**Stated problem**: Reproduce the data from the line with "outbound-label: Outbound: [37, 412, 85, 424]" up to and including the line with "reject-entry-button[interactable]: Reject Entry", substituting "Browen Freight" for every "Browen Cargo" and leaving everything else unchanged.

**Records shown**:

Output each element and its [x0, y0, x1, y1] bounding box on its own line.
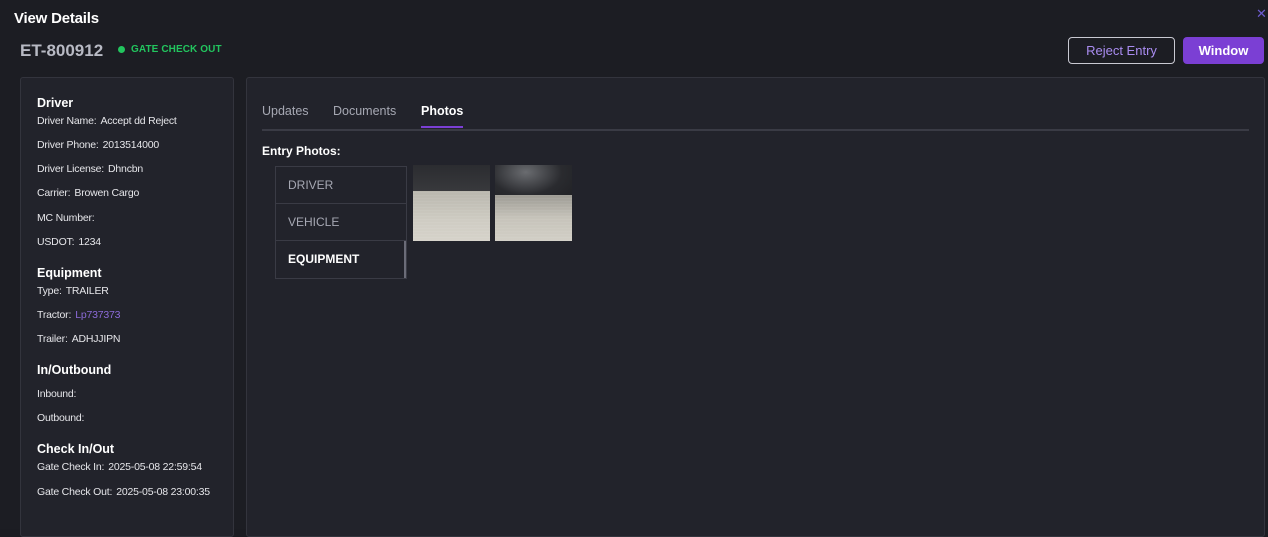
outbound-label: Outbound: [37, 412, 85, 424]
entry-photos-label: Entry Photos: [262, 144, 341, 158]
carrier-value: Browen Cargo [74, 187, 140, 199]
tab-updates[interactable]: Updates [262, 104, 309, 126]
gate-check-in-label: Gate Check In: [37, 461, 105, 473]
driver-name-value: Accept dd Reject [100, 115, 177, 127]
usdot-label: USDOT: [37, 236, 75, 248]
gate-check-in-value: 2025-05-08 22:59:54 [108, 461, 202, 473]
tab-documents[interactable]: Documents [333, 104, 396, 126]
equipment-type-value: TRAILER [65, 285, 109, 297]
tractor-field: Tractor: Lp737373 [37, 309, 121, 321]
photo-category-list: DRIVER VEHICLE EQUIPMENT [275, 166, 407, 279]
inbound-label: Inbound: [37, 388, 77, 400]
equipment-type-field: Type: TRAILER [37, 285, 109, 297]
status-badge: GATE CHECK OUT [118, 44, 222, 55]
window-button[interactable]: Window [1183, 37, 1264, 64]
trailer-field: Trailer: ADHJJIPN [37, 333, 120, 345]
gate-check-out-label: Gate Check Out: [37, 486, 113, 498]
driver-license-value: Dhncbn [108, 163, 144, 175]
driver-phone-value: 2013514000 [102, 139, 160, 151]
entry-id: ET-800912 [20, 41, 104, 60]
trailer-label: Trailer: [37, 333, 68, 345]
photo-category-equipment[interactable]: EQUIPMENT [276, 241, 406, 278]
driver-license-label: Driver License: [37, 163, 105, 175]
driver-name-field: Driver Name: Accept dd Reject [37, 115, 177, 127]
driver-name-label: Driver Name: [37, 115, 97, 127]
equipment-section-title: Equipment [37, 266, 102, 280]
photo-thumbnail-surface [495, 195, 572, 241]
outbound-field: Outbound: [37, 412, 88, 424]
tab-photos[interactable]: Photos [421, 104, 464, 128]
details-panel: Driver Driver Name: Accept dd Reject Driv… [20, 77, 234, 537]
driver-phone-label: Driver Phone: [37, 139, 99, 151]
status-dot-icon [118, 46, 125, 53]
status-label: GATE CHECK OUT [131, 44, 222, 55]
reject-entry-button[interactable]: Reject Entry [1068, 37, 1175, 64]
equipment-type-label: Type: [37, 285, 62, 297]
inoutbound-section-title: In/Outbound [37, 363, 112, 377]
tab-bar: Updates Documents Photos [262, 104, 1249, 131]
content-panel: Updates Documents Photos Entry Photos: D… [246, 77, 1265, 537]
gate-check-in-field: Gate Check In: 2025-05-08 22:59:54 [37, 461, 202, 473]
tractor-link[interactable]: Lp737373 [75, 309, 120, 321]
close-icon[interactable]: ✕ [1256, 7, 1267, 20]
photo-category-vehicle[interactable]: VEHICLE [276, 204, 406, 241]
inbound-field: Inbound: [37, 388, 80, 400]
mc-number-field: MC Number: [37, 212, 99, 224]
mc-number-label: MC Number: [37, 212, 95, 224]
driver-license-field: Driver License: Dhncbn [37, 163, 143, 175]
view-details-modal: View Details ✕ ET-800912 GATE CHECK OUT … [0, 0, 1268, 537]
carrier-label: Carrier: [37, 187, 71, 199]
modal-title: View Details [14, 10, 99, 27]
usdot-value: 1234 [78, 236, 101, 248]
driver-phone-field: Driver Phone: 2013514000 [37, 139, 159, 151]
gate-check-out-value: 2025-05-08 23:00:35 [116, 486, 210, 498]
photo-thumbnail[interactable] [413, 165, 490, 241]
photo-category-driver[interactable]: DRIVER [276, 167, 406, 204]
check-inout-section-title: Check In/Out [37, 442, 115, 456]
photo-thumbnail-surface [413, 191, 490, 241]
photo-thumbnail[interactable] [495, 165, 572, 241]
driver-section-title: Driver [37, 96, 74, 110]
usdot-field: USDOT: 1234 [37, 236, 101, 248]
tractor-label: Tractor: [37, 309, 72, 321]
gate-check-out-field: Gate Check Out: 2025-05-08 23:00:35 [37, 486, 210, 498]
trailer-value: ADHJJIPN [71, 333, 121, 345]
carrier-field: Carrier: Browen Cargo [37, 187, 139, 199]
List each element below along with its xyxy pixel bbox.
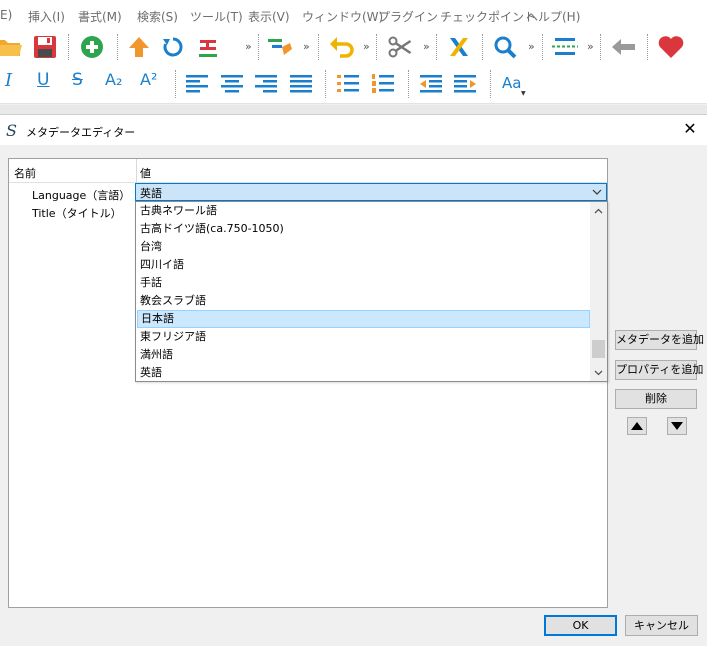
menu-bar: E) 挿入(I) 書式(M) 検索(S) ツール(T) 表示(V) ウィンドウ(… <box>0 0 707 30</box>
list-item[interactable]: 四川イ語 <box>137 256 590 274</box>
menu-checkpoints[interactable]: チェックポイント <box>440 8 536 25</box>
toolbar-more-3[interactable]: » <box>363 40 370 53</box>
language-dropdown-list[interactable]: 古典ネワール語 古高ドイツ語(ca.750-1050) 台湾 四川イ語 手話 教… <box>135 201 608 382</box>
save-icon[interactable] <box>30 32 60 62</box>
align-justify-icon[interactable] <box>286 69 316 99</box>
menu-window[interactable]: ウィンドウ(W) <box>302 8 383 25</box>
menu-plugins[interactable]: プラグイン <box>378 8 438 25</box>
dialog-titlebar: S メタデータエディター ✕ <box>0 115 707 145</box>
add-metadata-button[interactable]: メタデータを追加 <box>615 330 704 350</box>
pen-markup-icon[interactable] <box>444 32 474 62</box>
underline-icon[interactable]: U <box>37 70 49 90</box>
list-item[interactable]: 教会スラブ語 <box>137 292 590 310</box>
list-item[interactable]: 満州語 <box>137 346 590 364</box>
undo-icon[interactable] <box>327 32 357 62</box>
back-arrow-icon[interactable] <box>609 32 639 62</box>
metadata-editor-dialog: S メタデータエディター ✕ 名前 値 Language（言語） Title（タ… <box>0 115 707 646</box>
grid-header: 名前 値 <box>9 159 607 183</box>
format-toolbar: I U S A₂ A² Aa ▼ <box>0 64 707 104</box>
list-item-selected[interactable]: 日本語 <box>137 310 590 328</box>
open-folder-icon[interactable] <box>0 32 24 62</box>
table-of-contents-icon[interactable] <box>266 32 296 62</box>
superscript-icon[interactable]: A² <box>140 70 157 89</box>
close-icon[interactable]: ✕ <box>681 120 699 138</box>
language-combo[interactable]: 英語 <box>135 183 607 201</box>
scroll-down-icon[interactable] <box>590 364 607 381</box>
menu-help[interactable]: ヘルプ(H) <box>526 8 580 25</box>
toolbar-more-5[interactable]: » <box>528 40 535 53</box>
dialog-backdrop-strip <box>0 105 707 115</box>
strikethrough-icon[interactable]: S <box>72 70 83 90</box>
move-down-button[interactable] <box>667 417 687 435</box>
menu-search[interactable]: 検索(S) <box>137 8 178 25</box>
list-item[interactable]: 英語 <box>137 364 590 381</box>
outdent-icon[interactable] <box>416 69 446 99</box>
list-item[interactable]: 古高ドイツ語(ca.750-1050) <box>137 220 590 238</box>
toolbar-more-6[interactable]: » <box>587 40 594 53</box>
cut-scissors-icon[interactable] <box>385 32 415 62</box>
menu-tools[interactable]: ツール(T) <box>190 8 243 25</box>
column-header-value[interactable]: 値 <box>140 165 151 181</box>
triangle-up-icon <box>631 422 643 430</box>
align-center-icon[interactable] <box>217 69 247 99</box>
move-up-button[interactable] <box>627 417 647 435</box>
dialog-title: メタデータエディター <box>26 126 136 139</box>
menu-edit[interactable]: E) <box>0 8 12 22</box>
bullet-list-icon[interactable] <box>333 69 363 99</box>
delete-button[interactable]: 削除 <box>615 389 697 409</box>
sigil-app-icon: S <box>6 121 17 140</box>
metadata-grid: 名前 値 Language（言語） Title（タイトル） 英語 古典ネワール語… <box>8 158 608 608</box>
language-combo-value: 英語 <box>140 187 162 200</box>
add-circle-icon[interactable] <box>77 32 107 62</box>
add-property-button[interactable]: プロパティを追加 <box>615 360 703 380</box>
heart-icon[interactable] <box>656 32 686 62</box>
split-file-icon[interactable] <box>550 32 580 62</box>
cancel-button[interactable]: キャンセル <box>625 615 698 636</box>
list-item[interactable]: 台湾 <box>137 238 590 256</box>
menu-insert[interactable]: 挿入(I) <box>28 8 65 25</box>
font-settings-icon[interactable]: Aa <box>502 74 521 92</box>
dropdown-scrollbar[interactable] <box>590 202 607 381</box>
column-header-name[interactable]: 名前 <box>14 165 36 181</box>
list-item[interactable]: 手話 <box>137 274 590 292</box>
row-label-language[interactable]: Language（言語） <box>32 187 130 203</box>
list-item[interactable]: 古典ネワール語 <box>137 202 590 220</box>
search-magnifier-icon[interactable] <box>490 32 520 62</box>
insert-line-icon[interactable] <box>193 32 223 62</box>
toolbar-more-1[interactable]: » <box>245 40 252 53</box>
italic-icon[interactable]: I <box>5 70 12 91</box>
main-toolbar: » » » » » » <box>0 30 707 64</box>
align-right-icon[interactable] <box>251 69 281 99</box>
align-left-icon[interactable] <box>182 69 212 99</box>
menu-format[interactable]: 書式(M) <box>78 8 122 25</box>
list-item[interactable]: 東フリジア語 <box>137 328 590 346</box>
menu-view[interactable]: 表示(V) <box>248 8 290 25</box>
subscript-icon[interactable]: A₂ <box>105 70 122 89</box>
indent-icon[interactable] <box>450 69 480 99</box>
row-label-title[interactable]: Title（タイトル） <box>32 205 122 221</box>
chevron-down-icon[interactable] <box>590 184 604 200</box>
triangle-down-icon <box>671 422 683 430</box>
font-dropdown-caret-icon[interactable]: ▼ <box>521 90 526 97</box>
numbered-list-icon[interactable] <box>368 69 398 99</box>
move-up-arrow-icon[interactable] <box>124 32 154 62</box>
ok-button[interactable]: OK <box>544 615 617 636</box>
toolbar-more-2[interactable]: » <box>303 40 310 53</box>
scroll-thumb[interactable] <box>592 340 605 358</box>
refresh-icon[interactable] <box>158 32 188 62</box>
toolbar-more-4[interactable]: » <box>423 40 430 53</box>
scroll-up-icon[interactable] <box>590 202 607 219</box>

**Task solution**:
outbound-label: Outbound: [37, 412, 85, 424]
entry-photos-label: Entry Photos: [262, 144, 341, 158]
carrier-value: Browen Freight [74, 187, 140, 199]
tab-updates[interactable]: Updates [262, 104, 309, 126]
gate-check-in-label: Gate Check In: [37, 461, 105, 473]
driver-name-value: Accept dd Reject [100, 115, 177, 127]
usdot-label: USDOT: [37, 236, 75, 248]
gate-check-in-value: 2025-05-08 22:59:54 [108, 461, 202, 473]
tab-documents[interactable]: Documents [333, 104, 396, 126]
equipment-type-value: TRAILER [65, 285, 109, 297]
tractor-field: Tractor: Lp737373 [37, 309, 121, 321]
photo-category-list: DRIVER VEHICLE EQUIPMENT [275, 166, 407, 279]
inbound-label: Inbound: [37, 388, 77, 400]
equipment-type-field: Type: TRAILER [37, 285, 109, 297]
status-badge: GATE CHECK OUT [118, 44, 222, 55]
window-button[interactable]: Window [1183, 37, 1264, 64]
trailer-field: Trailer: ADHJJIPN [37, 333, 120, 345]
gate-check-out-label: Gate Check Out: [37, 486, 113, 498]
driver-license-value: Dhncbn [108, 163, 144, 175]
driver-phone-value: 2013514000 [102, 139, 160, 151]
entry-id: ET-800912 [20, 41, 104, 60]
trailer-label: Trailer: [37, 333, 68, 345]
photo-category-equipment[interactable]: EQUIPMENT [276, 241, 406, 278]
driver-license-label: Driver License: [37, 163, 105, 175]
driver-name-field: Driver Name: Accept dd Reject [37, 115, 177, 127]
driver-name-label: Driver Name: [37, 115, 97, 127]
equipment-section-title: Equipment [37, 266, 102, 280]
photo-thumbnail-surface [495, 195, 572, 241]
outbound-field: Outbound: [37, 412, 88, 424]
tab-photos[interactable]: Photos [421, 104, 464, 128]
details-panel: Driver Driver Name: Accept dd Reject Driv… [20, 77, 234, 537]
driver-phone-label: Driver Phone: [37, 139, 99, 151]
status-dot-icon [118, 46, 125, 53]
status-label: GATE CHECK OUT [131, 44, 222, 55]
reject-entry-button[interactable]: Reject Entry [1068, 37, 1175, 64]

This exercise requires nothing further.